Filter the listing below, copying every line in which the word "error" appears.

--- START SUPPLIED RECORDS ---

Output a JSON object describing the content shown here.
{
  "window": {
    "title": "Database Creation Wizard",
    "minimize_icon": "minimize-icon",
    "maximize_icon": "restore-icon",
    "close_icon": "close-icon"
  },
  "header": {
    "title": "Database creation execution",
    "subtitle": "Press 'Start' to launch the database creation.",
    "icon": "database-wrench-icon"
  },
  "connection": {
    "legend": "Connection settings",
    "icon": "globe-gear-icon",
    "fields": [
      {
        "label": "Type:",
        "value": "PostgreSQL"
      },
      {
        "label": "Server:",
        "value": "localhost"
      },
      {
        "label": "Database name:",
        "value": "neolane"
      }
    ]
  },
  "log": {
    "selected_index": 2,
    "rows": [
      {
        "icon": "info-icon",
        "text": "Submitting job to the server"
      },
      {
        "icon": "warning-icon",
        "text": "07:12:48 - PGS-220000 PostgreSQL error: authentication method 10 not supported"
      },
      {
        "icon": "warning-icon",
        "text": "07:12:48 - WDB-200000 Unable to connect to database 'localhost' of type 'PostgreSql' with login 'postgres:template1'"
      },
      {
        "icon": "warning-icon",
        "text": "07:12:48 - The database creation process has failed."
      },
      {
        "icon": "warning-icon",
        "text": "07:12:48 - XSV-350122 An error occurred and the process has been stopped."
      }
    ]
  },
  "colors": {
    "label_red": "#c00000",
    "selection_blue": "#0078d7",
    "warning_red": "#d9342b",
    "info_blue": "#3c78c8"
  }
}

--- END SUPPLIED RECORDS ---
--- START SUPPLIED RECORDS ---

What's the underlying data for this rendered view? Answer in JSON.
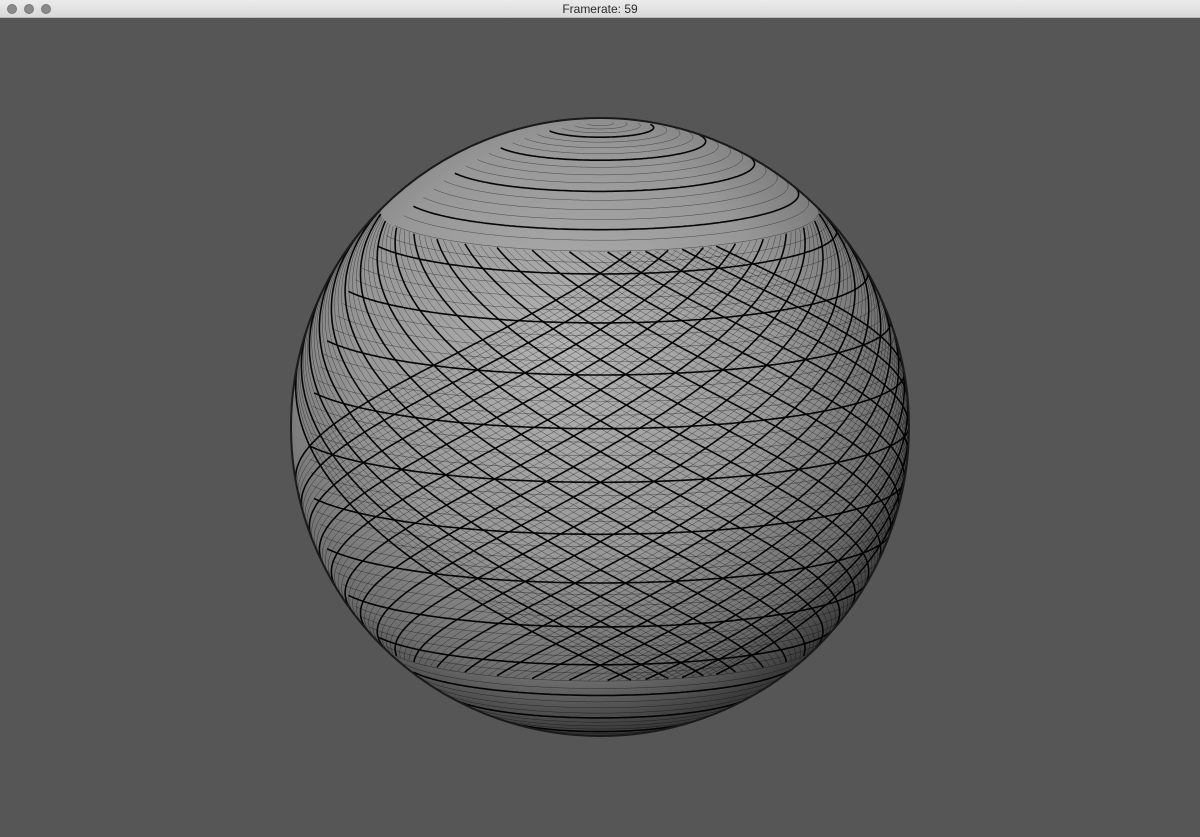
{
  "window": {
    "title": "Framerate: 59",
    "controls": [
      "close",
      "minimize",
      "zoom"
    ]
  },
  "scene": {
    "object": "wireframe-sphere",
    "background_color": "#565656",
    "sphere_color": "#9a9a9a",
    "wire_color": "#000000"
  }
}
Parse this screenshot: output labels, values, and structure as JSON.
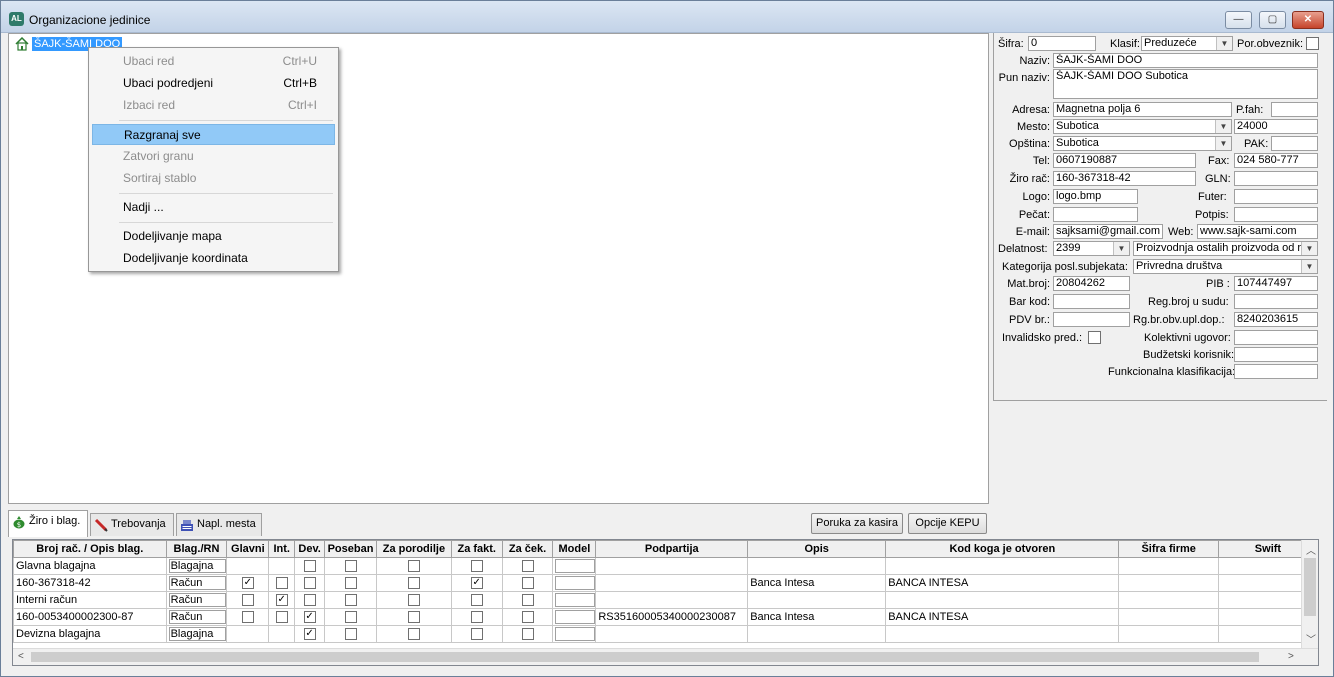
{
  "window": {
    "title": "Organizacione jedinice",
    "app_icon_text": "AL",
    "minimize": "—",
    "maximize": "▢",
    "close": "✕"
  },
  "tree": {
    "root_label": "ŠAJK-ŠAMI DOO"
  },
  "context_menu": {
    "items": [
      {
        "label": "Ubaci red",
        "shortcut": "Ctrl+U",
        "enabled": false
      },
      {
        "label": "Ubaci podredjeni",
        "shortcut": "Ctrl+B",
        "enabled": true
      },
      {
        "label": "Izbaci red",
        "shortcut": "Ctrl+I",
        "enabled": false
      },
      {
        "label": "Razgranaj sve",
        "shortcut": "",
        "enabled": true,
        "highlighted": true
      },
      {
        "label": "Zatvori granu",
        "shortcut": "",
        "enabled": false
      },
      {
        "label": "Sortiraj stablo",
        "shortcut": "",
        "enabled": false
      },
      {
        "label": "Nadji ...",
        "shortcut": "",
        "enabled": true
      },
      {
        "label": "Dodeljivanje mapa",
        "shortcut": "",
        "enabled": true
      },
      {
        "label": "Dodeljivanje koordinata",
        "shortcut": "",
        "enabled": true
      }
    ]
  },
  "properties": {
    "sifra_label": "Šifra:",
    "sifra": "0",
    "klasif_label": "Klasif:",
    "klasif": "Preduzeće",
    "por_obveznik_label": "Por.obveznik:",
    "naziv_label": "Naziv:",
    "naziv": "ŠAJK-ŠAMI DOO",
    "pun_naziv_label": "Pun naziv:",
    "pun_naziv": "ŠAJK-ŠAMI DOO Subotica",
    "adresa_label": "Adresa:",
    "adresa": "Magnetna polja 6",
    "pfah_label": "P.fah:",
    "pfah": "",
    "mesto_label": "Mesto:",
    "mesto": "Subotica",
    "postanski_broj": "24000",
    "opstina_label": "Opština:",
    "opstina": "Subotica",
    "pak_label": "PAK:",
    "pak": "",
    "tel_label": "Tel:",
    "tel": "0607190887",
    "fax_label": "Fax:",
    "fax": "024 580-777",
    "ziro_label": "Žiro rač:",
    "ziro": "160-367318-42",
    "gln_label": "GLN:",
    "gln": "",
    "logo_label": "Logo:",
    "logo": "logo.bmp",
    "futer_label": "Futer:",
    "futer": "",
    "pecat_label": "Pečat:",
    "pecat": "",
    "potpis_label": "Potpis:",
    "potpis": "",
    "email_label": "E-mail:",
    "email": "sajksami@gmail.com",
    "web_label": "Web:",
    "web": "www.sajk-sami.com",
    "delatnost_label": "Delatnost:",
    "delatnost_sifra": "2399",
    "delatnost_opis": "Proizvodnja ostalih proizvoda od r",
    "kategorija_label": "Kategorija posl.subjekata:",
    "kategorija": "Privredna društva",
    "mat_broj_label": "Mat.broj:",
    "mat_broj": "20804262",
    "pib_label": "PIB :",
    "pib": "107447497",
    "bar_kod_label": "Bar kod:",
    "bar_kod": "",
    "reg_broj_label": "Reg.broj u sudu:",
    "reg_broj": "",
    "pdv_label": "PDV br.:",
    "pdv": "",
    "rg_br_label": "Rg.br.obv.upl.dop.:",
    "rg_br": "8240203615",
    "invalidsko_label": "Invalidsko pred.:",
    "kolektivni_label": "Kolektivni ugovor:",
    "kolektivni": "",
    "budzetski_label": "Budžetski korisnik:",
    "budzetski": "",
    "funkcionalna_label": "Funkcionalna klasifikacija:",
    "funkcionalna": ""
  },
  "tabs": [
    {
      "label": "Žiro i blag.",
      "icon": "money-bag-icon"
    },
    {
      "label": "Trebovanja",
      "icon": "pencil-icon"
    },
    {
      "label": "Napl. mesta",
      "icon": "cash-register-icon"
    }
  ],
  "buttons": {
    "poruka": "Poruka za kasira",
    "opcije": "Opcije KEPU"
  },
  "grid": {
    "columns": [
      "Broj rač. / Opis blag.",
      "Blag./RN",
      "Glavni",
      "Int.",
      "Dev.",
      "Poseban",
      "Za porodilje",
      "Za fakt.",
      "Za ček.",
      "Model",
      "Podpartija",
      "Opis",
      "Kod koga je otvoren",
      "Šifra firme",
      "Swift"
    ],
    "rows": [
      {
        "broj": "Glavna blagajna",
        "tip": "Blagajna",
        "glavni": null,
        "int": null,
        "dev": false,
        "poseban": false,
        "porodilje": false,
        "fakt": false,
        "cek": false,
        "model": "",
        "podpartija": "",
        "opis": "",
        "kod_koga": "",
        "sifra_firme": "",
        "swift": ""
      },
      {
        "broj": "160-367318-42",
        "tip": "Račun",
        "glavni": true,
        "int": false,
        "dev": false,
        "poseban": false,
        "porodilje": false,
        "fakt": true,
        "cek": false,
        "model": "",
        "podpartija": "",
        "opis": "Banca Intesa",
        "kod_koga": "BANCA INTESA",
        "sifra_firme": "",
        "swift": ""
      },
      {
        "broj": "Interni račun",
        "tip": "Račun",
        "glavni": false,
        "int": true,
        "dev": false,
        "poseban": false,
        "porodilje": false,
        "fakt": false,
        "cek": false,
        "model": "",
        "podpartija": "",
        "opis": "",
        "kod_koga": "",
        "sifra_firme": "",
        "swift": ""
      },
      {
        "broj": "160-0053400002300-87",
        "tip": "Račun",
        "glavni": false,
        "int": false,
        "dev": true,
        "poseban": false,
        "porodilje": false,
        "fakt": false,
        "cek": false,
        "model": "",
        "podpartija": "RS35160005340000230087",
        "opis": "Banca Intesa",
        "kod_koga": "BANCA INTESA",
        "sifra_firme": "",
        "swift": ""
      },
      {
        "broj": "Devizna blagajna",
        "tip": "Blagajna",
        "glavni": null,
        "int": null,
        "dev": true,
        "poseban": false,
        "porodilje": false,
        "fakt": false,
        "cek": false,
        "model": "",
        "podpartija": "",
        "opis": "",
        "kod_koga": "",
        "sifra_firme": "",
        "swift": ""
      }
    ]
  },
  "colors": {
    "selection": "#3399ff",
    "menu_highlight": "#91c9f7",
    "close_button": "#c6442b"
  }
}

--- END SUPPLIED RECORDS ---
--- START SUPPLIED RECORDS ---

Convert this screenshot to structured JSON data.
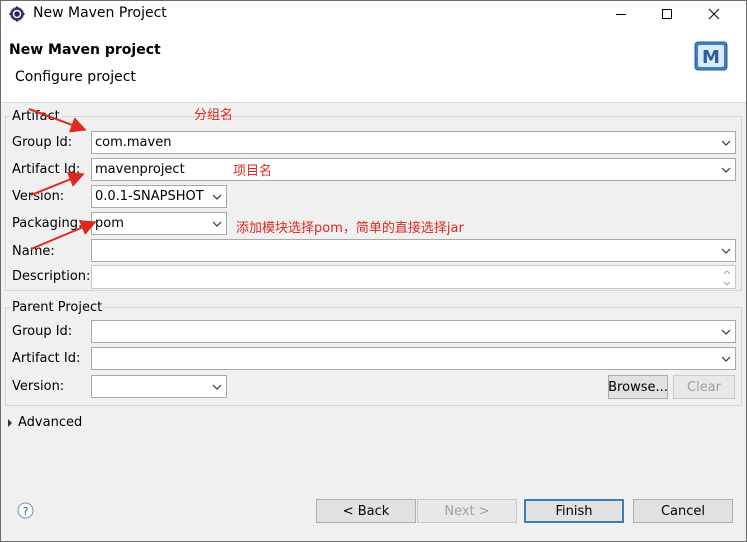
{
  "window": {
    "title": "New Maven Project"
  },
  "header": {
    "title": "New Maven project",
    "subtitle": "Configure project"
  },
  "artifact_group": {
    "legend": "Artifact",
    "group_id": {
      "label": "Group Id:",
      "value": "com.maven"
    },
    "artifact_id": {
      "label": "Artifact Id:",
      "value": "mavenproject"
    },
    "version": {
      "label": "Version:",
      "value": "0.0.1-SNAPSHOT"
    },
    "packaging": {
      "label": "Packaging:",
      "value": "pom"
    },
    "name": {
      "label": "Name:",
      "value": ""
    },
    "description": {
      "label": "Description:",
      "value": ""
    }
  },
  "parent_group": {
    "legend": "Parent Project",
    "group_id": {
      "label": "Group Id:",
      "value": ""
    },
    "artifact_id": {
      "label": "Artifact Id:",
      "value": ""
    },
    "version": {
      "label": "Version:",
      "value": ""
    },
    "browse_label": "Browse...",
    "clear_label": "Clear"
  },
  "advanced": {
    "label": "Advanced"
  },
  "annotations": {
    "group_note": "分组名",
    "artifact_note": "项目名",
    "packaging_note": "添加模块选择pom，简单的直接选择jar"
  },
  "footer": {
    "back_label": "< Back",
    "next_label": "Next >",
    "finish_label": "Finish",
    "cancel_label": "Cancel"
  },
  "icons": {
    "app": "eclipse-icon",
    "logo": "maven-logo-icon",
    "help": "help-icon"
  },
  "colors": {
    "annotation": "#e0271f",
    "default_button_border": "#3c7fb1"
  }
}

--- END SUPPLIED RECORDS ---

■ **OUTPUT**
        "text": "07:12:48 - PGS-220000 PostgreSQL error: authentication method 10 not supported"
        "text": "07:12:48 - XSV-350122 An error occurred and the process has been stopped."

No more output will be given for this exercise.